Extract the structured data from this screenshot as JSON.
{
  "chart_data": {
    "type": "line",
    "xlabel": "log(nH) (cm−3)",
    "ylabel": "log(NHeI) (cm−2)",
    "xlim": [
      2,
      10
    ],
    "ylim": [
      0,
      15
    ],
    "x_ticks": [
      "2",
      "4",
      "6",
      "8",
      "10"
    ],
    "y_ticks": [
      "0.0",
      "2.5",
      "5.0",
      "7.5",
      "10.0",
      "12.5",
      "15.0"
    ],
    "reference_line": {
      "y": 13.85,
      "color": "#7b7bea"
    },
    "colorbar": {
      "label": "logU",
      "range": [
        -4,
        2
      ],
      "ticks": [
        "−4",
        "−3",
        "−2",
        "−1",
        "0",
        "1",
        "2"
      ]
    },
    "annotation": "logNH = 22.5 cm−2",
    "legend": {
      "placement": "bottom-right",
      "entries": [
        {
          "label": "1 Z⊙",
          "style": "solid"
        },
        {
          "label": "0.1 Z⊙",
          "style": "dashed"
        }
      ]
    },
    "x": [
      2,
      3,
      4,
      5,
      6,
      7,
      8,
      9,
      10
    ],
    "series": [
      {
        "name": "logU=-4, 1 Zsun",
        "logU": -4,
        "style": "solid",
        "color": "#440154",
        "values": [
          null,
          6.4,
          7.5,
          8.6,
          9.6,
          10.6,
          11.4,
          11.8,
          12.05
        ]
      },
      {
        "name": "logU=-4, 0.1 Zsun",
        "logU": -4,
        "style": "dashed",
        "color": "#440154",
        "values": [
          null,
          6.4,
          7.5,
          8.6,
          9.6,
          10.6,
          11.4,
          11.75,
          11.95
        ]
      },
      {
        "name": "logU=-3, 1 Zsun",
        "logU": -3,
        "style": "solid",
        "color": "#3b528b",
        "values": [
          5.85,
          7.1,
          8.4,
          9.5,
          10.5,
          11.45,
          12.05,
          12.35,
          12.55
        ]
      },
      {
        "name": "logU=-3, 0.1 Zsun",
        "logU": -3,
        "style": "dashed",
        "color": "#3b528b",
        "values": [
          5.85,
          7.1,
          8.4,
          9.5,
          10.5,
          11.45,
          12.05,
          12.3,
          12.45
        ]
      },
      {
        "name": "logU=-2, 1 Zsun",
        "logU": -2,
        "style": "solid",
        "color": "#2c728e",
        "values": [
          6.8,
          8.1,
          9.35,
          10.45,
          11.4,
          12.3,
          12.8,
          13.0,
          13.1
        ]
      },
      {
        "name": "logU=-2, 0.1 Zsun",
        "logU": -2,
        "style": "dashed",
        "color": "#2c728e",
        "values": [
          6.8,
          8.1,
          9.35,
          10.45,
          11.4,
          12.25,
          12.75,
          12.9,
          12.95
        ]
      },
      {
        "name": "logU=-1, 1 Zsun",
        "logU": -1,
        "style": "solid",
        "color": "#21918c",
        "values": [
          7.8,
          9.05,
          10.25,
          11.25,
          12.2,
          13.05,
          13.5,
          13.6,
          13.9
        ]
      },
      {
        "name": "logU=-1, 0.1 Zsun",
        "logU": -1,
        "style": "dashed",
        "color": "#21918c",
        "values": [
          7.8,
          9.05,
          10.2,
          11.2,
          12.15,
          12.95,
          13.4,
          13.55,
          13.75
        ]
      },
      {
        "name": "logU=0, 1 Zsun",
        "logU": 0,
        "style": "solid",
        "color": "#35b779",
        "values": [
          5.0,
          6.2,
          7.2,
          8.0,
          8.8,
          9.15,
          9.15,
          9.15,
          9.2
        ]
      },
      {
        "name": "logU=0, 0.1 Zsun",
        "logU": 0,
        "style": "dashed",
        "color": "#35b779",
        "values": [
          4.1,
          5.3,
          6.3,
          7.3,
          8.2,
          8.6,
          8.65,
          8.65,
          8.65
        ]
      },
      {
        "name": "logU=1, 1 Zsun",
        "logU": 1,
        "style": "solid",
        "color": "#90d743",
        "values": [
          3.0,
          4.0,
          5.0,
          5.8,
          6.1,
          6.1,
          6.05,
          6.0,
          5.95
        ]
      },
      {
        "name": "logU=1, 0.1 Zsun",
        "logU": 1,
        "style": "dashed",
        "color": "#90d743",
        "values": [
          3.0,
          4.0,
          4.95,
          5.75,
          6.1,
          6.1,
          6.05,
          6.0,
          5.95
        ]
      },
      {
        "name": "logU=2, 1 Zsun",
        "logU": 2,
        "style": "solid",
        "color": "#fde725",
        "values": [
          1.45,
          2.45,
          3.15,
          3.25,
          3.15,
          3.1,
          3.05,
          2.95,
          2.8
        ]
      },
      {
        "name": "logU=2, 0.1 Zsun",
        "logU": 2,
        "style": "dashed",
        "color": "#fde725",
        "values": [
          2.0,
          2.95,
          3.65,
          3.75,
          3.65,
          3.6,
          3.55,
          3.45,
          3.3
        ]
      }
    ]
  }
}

> _WHAT YOU ARE ASKED TO DO_
Output every entry shown above, exactly.

> _WRITTEN RESPONSE_
Extract the structured data from this screenshot as JSON.
{
  "chart_data": {
    "type": "line",
    "xlabel": "log(nH) (cm−3)",
    "ylabel": "log(NHeI) (cm−2)",
    "xlim": [
      2,
      10
    ],
    "ylim": [
      0,
      15
    ],
    "x_ticks": [
      "2",
      "4",
      "6",
      "8",
      "10"
    ],
    "y_ticks": [
      "0.0",
      "2.5",
      "5.0",
      "7.5",
      "10.0",
      "12.5",
      "15.0"
    ],
    "reference_line": {
      "y": 13.85,
      "color": "#7b7bea"
    },
    "colorbar": {
      "label": "logU",
      "range": [
        -4,
        2
      ],
      "ticks": [
        "−4",
        "−3",
        "−2",
        "−1",
        "0",
        "1",
        "2"
      ]
    },
    "annotation": "logNH = 22.5 cm−2",
    "legend": {
      "placement": "bottom-right",
      "entries": [
        {
          "label": "1 Z⊙",
          "style": "solid"
        },
        {
          "label": "0.1 Z⊙",
          "style": "dashed"
        }
      ]
    },
    "x": [
      2,
      3,
      4,
      5,
      6,
      7,
      8,
      9,
      10
    ],
    "series": [
      {
        "name": "logU=-4, 1 Zsun",
        "logU": -4,
        "style": "solid",
        "color": "#440154",
        "values": [
          null,
          6.4,
          7.5,
          8.6,
          9.6,
          10.6,
          11.4,
          11.8,
          12.05
        ]
      },
      {
        "name": "logU=-4, 0.1 Zsun",
        "logU": -4,
        "style": "dashed",
        "color": "#440154",
        "values": [
          null,
          6.4,
          7.5,
          8.6,
          9.6,
          10.6,
          11.4,
          11.75,
          11.95
        ]
      },
      {
        "name": "logU=-3, 1 Zsun",
        "logU": -3,
        "style": "solid",
        "color": "#3b528b",
        "values": [
          5.85,
          7.1,
          8.4,
          9.5,
          10.5,
          11.45,
          12.05,
          12.35,
          12.55
        ]
      },
      {
        "name": "logU=-3, 0.1 Zsun",
        "logU": -3,
        "style": "dashed",
        "color": "#3b528b",
        "values": [
          5.85,
          7.1,
          8.4,
          9.5,
          10.5,
          11.45,
          12.05,
          12.3,
          12.45
        ]
      },
      {
        "name": "logU=-2, 1 Zsun",
        "logU": -2,
        "style": "solid",
        "color": "#2c728e",
        "values": [
          6.8,
          8.1,
          9.35,
          10.45,
          11.4,
          12.3,
          12.8,
          13.0,
          13.1
        ]
      },
      {
        "name": "logU=-2, 0.1 Zsun",
        "logU": -2,
        "style": "dashed",
        "color": "#2c728e",
        "values": [
          6.8,
          8.1,
          9.35,
          10.45,
          11.4,
          12.25,
          12.75,
          12.9,
          12.95
        ]
      },
      {
        "name": "logU=-1, 1 Zsun",
        "logU": -1,
        "style": "solid",
        "color": "#21918c",
        "values": [
          7.8,
          9.05,
          10.25,
          11.25,
          12.2,
          13.05,
          13.5,
          13.6,
          13.9
        ]
      },
      {
        "name": "logU=-1, 0.1 Zsun",
        "logU": -1,
        "style": "dashed",
        "color": "#21918c",
        "values": [
          7.8,
          9.05,
          10.2,
          11.2,
          12.15,
          12.95,
          13.4,
          13.55,
          13.75
        ]
      },
      {
        "name": "logU=0, 1 Zsun",
        "logU": 0,
        "style": "solid",
        "color": "#35b779",
        "values": [
          5.0,
          6.2,
          7.2,
          8.0,
          8.8,
          9.15,
          9.15,
          9.15,
          9.2
        ]
      },
      {
        "name": "logU=0, 0.1 Zsun",
        "logU": 0,
        "style": "dashed",
        "color": "#35b779",
        "values": [
          4.1,
          5.3,
          6.3,
          7.3,
          8.2,
          8.6,
          8.65,
          8.65,
          8.65
        ]
      },
      {
        "name": "logU=1, 1 Zsun",
        "logU": 1,
        "style": "solid",
        "color": "#90d743",
        "values": [
          3.0,
          4.0,
          5.0,
          5.8,
          6.1,
          6.1,
          6.05,
          6.0,
          5.95
        ]
      },
      {
        "name": "logU=1, 0.1 Zsun",
        "logU": 1,
        "style": "dashed",
        "color": "#90d743",
        "values": [
          3.0,
          4.0,
          4.95,
          5.75,
          6.1,
          6.1,
          6.05,
          6.0,
          5.95
        ]
      },
      {
        "name": "logU=2, 1 Zsun",
        "logU": 2,
        "style": "solid",
        "color": "#fde725",
        "values": [
          1.45,
          2.45,
          3.15,
          3.25,
          3.15,
          3.1,
          3.05,
          2.95,
          2.8
        ]
      },
      {
        "name": "logU=2, 0.1 Zsun",
        "logU": 2,
        "style": "dashed",
        "color": "#fde725",
        "values": [
          2.0,
          2.95,
          3.65,
          3.75,
          3.65,
          3.6,
          3.55,
          3.45,
          3.3
        ]
      }
    ]
  }
}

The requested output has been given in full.